[BEGIN TASK DATA]

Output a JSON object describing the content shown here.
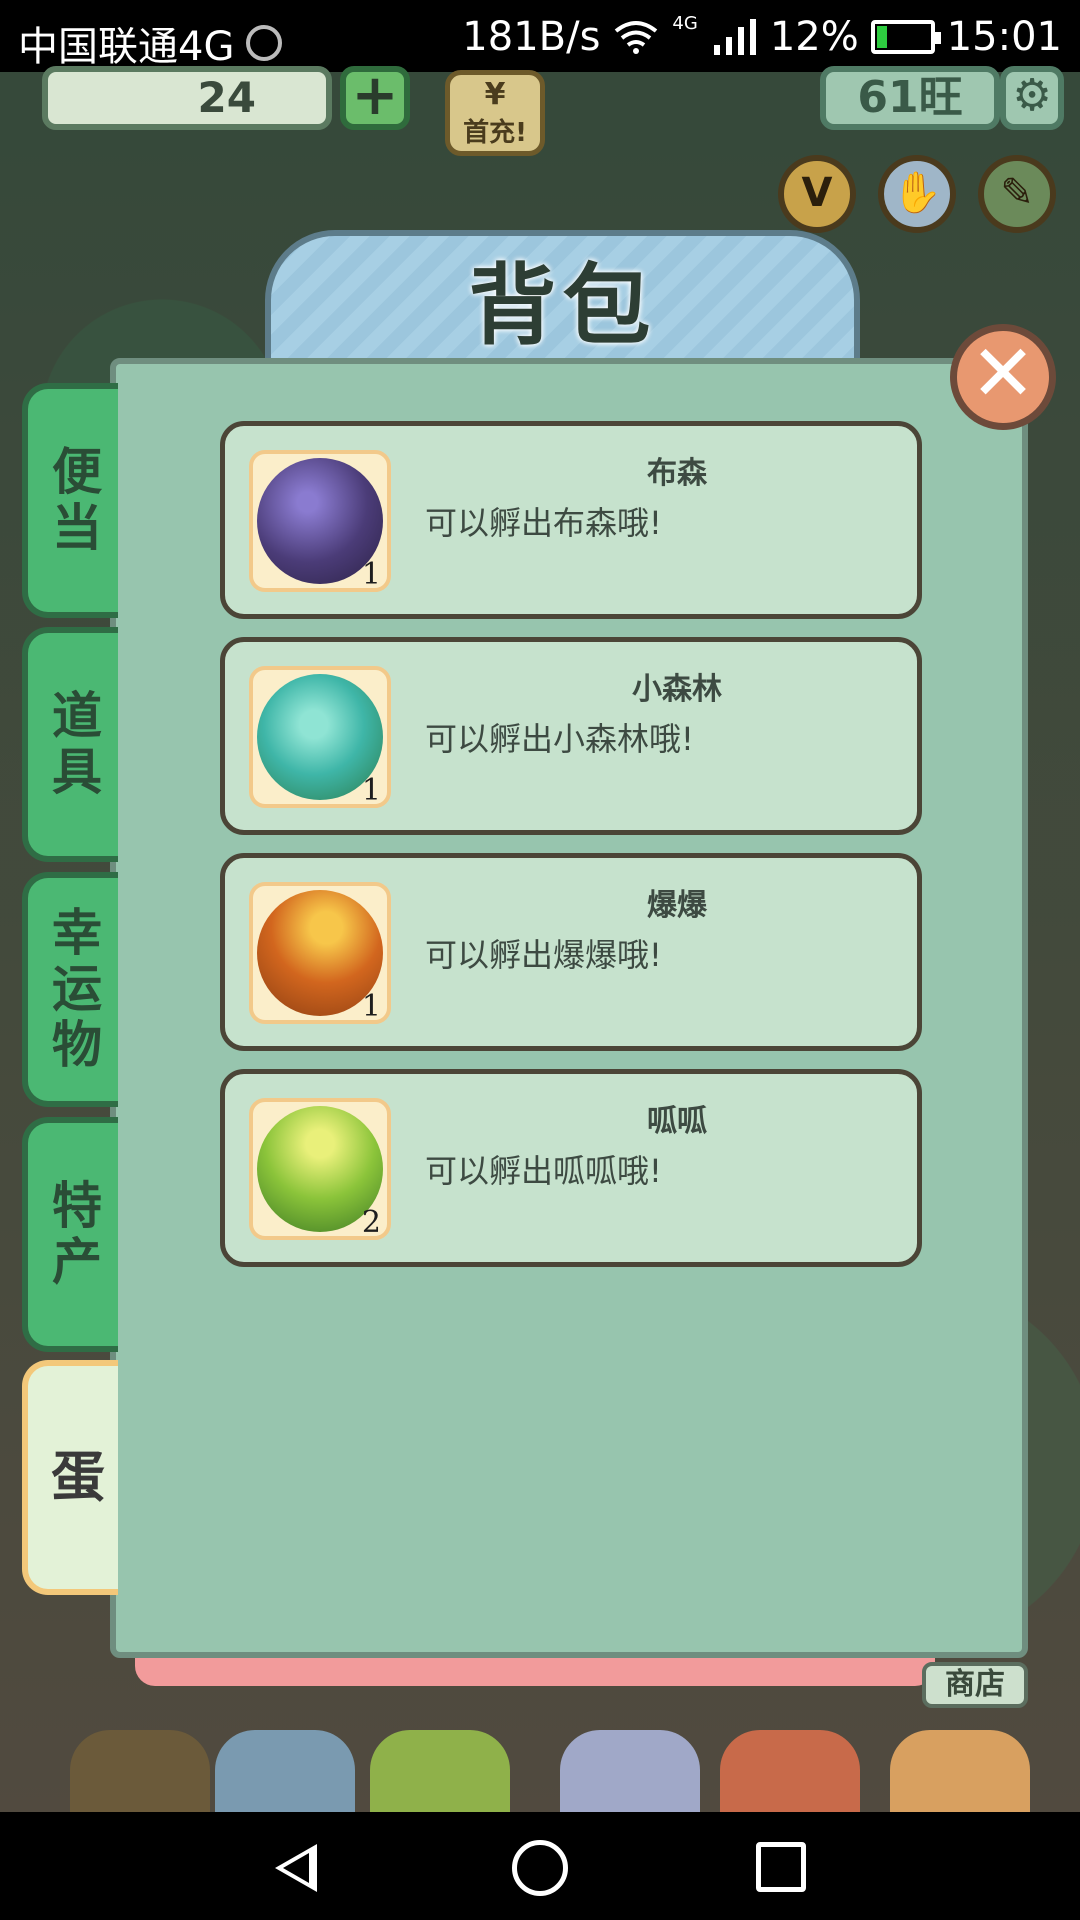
{
  "status_bar": {
    "carrier": "中国联通4G",
    "speed": "181B/s",
    "network": "4G",
    "battery": "12%",
    "time": "15:01",
    "icons": [
      "qq-icon",
      "wifi-icon",
      "signal-icon",
      "battery-icon"
    ]
  },
  "hud": {
    "coins": "24",
    "first_charge": "首充!",
    "yen_symbol": "¥",
    "wang": "61旺",
    "plus": "+",
    "side_buttons": [
      "V",
      "✋",
      "✎"
    ]
  },
  "bag": {
    "title": "背包",
    "close": "✕",
    "tabs": [
      {
        "label": "便当",
        "active": false
      },
      {
        "label": "道具",
        "active": false
      },
      {
        "label": "幸运物",
        "active": false
      },
      {
        "label": "特产",
        "active": false
      },
      {
        "label": "蛋",
        "active": true
      }
    ],
    "items": [
      {
        "name": "布森",
        "desc": "可以孵出布森哦!",
        "qty": "1",
        "color": "#4b3c78"
      },
      {
        "name": "小森林",
        "desc": "可以孵出小森林哦!",
        "qty": "1",
        "color": "#3fb6a8"
      },
      {
        "name": "爆爆",
        "desc": "可以孵出爆爆哦!",
        "qty": "1",
        "color": "#d2661e"
      },
      {
        "name": "呱呱",
        "desc": "可以孵出呱呱哦!",
        "qty": "2",
        "color": "#8bc43a"
      }
    ]
  },
  "shop": {
    "label": "商店"
  },
  "nav": {
    "back": "back-icon",
    "home": "home-icon",
    "recent": "recent-icon"
  }
}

[END TASK DATA]

INSTRUCTION
Copy each line above that contains the word "label".

RESPONSE TO THE TASK
        "label": "便当",
        "label": "道具",
        "label": "幸运物",
        "label": "特产",
        "label": "蛋",
    "label": "商店"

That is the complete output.